# Task to carry out
Search the data for the word "explicada". Reproduce every line where it is found.

# Exercise inputs
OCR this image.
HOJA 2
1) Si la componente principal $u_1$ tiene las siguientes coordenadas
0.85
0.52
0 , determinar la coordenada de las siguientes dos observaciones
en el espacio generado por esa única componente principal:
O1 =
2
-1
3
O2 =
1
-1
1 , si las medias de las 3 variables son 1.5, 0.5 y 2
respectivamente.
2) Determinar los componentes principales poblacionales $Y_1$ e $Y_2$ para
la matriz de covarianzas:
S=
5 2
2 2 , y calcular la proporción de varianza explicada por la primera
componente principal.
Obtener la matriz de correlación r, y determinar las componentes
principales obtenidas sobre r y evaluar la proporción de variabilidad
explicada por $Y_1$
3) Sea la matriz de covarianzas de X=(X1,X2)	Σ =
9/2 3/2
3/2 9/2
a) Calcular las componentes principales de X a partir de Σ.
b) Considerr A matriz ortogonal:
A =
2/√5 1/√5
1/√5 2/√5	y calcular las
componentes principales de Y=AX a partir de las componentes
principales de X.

--

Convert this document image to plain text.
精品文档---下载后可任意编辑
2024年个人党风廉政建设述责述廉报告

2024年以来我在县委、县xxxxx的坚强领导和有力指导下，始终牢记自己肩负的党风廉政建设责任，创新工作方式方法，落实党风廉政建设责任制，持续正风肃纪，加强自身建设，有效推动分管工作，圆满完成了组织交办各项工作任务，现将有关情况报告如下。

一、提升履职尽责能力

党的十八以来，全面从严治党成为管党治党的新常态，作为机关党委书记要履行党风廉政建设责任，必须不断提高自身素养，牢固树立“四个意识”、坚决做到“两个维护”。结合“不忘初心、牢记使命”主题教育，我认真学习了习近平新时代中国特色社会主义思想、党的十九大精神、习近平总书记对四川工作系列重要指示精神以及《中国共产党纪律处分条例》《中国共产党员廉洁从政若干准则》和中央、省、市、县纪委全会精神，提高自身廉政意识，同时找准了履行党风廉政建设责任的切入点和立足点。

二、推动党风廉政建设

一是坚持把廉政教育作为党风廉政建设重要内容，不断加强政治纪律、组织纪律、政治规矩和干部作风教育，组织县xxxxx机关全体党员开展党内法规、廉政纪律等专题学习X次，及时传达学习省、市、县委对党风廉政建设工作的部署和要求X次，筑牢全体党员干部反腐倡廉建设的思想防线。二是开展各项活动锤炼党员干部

# Output of the exercise
2 2 , y calcular la proporción de varianza explicada por la primera
explicada por $Y_1$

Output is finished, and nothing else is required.